--- Task directions ---
Reproduce word for word the lines of the data from the line with "session-block-label: PLENARY SESSION — [617, 351, 713, 393]" up to and including the line with "day-card-thursday: PLENARY SESSIONWORKSHOPItaly".

☆ ☆ ☆ ☆

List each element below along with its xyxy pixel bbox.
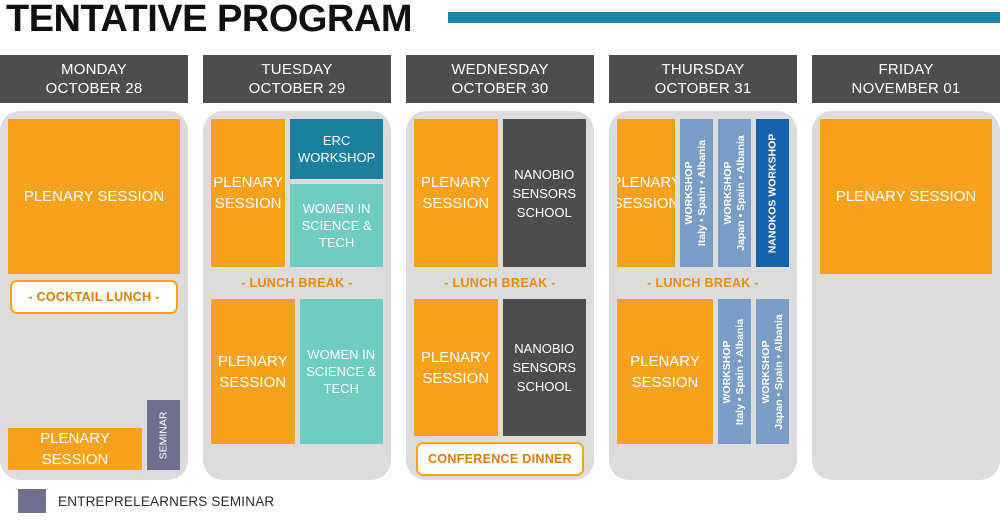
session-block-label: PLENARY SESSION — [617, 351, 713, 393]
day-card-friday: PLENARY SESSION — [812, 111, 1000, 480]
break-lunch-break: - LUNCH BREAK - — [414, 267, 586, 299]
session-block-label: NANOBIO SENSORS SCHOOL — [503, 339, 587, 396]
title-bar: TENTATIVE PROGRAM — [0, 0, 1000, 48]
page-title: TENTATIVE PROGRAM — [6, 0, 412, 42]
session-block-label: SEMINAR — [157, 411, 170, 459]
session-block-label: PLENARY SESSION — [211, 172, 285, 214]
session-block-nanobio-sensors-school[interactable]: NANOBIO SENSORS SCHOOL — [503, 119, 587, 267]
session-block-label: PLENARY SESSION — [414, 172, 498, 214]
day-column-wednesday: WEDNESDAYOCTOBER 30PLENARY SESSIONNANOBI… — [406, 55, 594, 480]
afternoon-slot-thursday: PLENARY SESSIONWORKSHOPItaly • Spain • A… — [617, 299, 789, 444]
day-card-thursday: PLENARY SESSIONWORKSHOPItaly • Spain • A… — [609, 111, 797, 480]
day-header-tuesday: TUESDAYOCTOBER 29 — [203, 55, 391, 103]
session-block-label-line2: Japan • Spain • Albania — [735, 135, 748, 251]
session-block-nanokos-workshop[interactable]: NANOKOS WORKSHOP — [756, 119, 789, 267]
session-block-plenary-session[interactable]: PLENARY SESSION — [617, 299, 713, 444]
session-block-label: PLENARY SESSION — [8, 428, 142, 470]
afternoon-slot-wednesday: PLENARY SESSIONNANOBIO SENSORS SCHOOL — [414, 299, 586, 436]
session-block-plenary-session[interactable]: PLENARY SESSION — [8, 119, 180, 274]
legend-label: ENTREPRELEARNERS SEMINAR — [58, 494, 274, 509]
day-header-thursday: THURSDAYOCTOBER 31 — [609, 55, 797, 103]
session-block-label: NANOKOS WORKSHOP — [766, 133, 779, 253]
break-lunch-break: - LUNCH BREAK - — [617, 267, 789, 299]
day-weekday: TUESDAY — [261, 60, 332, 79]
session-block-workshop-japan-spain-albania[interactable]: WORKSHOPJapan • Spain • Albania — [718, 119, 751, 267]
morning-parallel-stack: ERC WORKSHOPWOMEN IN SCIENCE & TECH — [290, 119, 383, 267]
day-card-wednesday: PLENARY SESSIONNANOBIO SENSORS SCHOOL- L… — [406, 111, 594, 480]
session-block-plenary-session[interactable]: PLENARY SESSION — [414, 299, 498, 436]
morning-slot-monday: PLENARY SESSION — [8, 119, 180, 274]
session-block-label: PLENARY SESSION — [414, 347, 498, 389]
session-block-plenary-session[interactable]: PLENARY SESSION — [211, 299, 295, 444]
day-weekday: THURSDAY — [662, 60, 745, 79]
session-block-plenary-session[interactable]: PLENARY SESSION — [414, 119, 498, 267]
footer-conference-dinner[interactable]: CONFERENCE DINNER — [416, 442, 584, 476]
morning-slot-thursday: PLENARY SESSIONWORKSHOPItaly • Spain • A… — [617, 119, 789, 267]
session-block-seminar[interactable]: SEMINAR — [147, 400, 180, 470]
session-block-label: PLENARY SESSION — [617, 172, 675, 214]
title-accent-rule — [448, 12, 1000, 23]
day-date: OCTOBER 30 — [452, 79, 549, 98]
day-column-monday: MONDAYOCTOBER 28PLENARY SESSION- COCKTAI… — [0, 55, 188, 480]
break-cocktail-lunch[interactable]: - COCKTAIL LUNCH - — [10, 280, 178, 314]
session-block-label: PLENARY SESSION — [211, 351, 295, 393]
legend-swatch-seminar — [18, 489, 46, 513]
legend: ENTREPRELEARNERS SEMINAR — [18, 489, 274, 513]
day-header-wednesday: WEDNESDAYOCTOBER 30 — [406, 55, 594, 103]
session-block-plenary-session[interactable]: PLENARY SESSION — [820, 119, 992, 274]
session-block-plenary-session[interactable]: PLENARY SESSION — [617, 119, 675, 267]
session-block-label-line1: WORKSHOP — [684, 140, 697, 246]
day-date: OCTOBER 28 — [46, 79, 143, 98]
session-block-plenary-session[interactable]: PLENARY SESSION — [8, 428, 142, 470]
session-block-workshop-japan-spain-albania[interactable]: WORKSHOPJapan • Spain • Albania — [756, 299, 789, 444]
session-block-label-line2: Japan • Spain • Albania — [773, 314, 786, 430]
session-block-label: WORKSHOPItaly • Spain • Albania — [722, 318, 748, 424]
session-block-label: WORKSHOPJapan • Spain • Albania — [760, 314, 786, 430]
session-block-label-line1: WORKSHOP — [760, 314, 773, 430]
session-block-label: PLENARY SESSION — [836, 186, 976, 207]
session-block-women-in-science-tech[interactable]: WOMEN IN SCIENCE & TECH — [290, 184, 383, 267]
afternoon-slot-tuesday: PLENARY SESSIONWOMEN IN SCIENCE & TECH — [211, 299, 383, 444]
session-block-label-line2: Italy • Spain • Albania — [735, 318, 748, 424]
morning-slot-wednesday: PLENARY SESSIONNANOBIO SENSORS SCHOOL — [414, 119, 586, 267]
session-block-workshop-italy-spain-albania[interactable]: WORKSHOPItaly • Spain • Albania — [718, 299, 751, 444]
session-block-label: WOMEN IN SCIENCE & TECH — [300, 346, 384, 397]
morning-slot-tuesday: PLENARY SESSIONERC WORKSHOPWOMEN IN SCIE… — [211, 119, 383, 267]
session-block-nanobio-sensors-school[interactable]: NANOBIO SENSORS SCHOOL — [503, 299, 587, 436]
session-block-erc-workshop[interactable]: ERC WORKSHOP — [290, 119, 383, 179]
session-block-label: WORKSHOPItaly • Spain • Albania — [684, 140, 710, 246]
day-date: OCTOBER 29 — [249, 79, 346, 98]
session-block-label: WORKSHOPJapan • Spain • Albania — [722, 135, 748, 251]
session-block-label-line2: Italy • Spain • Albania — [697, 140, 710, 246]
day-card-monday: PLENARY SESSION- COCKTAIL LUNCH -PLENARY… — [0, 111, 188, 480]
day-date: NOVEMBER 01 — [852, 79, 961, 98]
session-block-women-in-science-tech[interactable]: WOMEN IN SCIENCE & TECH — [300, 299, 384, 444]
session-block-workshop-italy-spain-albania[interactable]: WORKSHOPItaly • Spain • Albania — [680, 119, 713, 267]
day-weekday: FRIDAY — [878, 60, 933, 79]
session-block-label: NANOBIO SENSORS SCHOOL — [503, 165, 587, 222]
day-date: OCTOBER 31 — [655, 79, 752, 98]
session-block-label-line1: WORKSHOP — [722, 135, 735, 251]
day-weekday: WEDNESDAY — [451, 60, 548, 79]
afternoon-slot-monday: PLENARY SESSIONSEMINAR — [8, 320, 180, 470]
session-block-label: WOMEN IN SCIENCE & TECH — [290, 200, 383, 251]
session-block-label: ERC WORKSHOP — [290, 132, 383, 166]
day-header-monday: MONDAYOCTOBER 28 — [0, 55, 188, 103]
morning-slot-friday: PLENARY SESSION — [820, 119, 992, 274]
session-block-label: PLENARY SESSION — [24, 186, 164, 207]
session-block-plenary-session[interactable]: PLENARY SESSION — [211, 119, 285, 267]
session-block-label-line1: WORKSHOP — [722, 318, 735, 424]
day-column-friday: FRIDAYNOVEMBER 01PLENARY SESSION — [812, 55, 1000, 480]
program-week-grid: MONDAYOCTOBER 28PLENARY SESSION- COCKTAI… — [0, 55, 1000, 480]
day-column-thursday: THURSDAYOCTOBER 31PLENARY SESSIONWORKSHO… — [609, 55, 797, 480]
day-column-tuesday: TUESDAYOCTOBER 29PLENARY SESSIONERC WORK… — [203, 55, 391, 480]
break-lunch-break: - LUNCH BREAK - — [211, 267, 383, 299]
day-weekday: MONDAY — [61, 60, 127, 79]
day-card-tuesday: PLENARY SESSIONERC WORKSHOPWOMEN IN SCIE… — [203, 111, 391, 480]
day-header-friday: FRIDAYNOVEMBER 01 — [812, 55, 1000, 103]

☆ ☆ ☆ ☆

--- Output of the exercise ---
session-block-label: PLENARY SESSION — [617, 351, 713, 393]
day-card-friday: PLENARY SESSION — [812, 111, 1000, 480]
break-lunch-break: - LUNCH BREAK - — [414, 267, 586, 299]
session-block-label: NANOBIO SENSORS SCHOOL — [503, 339, 587, 396]
title-bar: TENTATIVE PROGRAM — [0, 0, 1000, 48]
page-title: TENTATIVE PROGRAM — [6, 0, 412, 42]
session-block-label: SEMINAR — [157, 411, 170, 459]
session-block-label: PLENARY SESSION — [211, 172, 285, 214]
session-block-nanobio-sensors-school[interactable]: NANOBIO SENSORS SCHOOL — [503, 119, 587, 267]
session-block-label: PLENARY SESSION — [414, 172, 498, 214]
day-column-wednesday: WEDNESDAYOCTOBER 30PLENARY SESSIONNANOBI… — [406, 55, 594, 480]
afternoon-slot-thursday: PLENARY SESSIONWORKSHOPItaly • Spain • A… — [617, 299, 789, 444]
day-card-thursday: PLENARY SESSIONWORKSHOPItaly • Spain • A… — [609, 111, 797, 480]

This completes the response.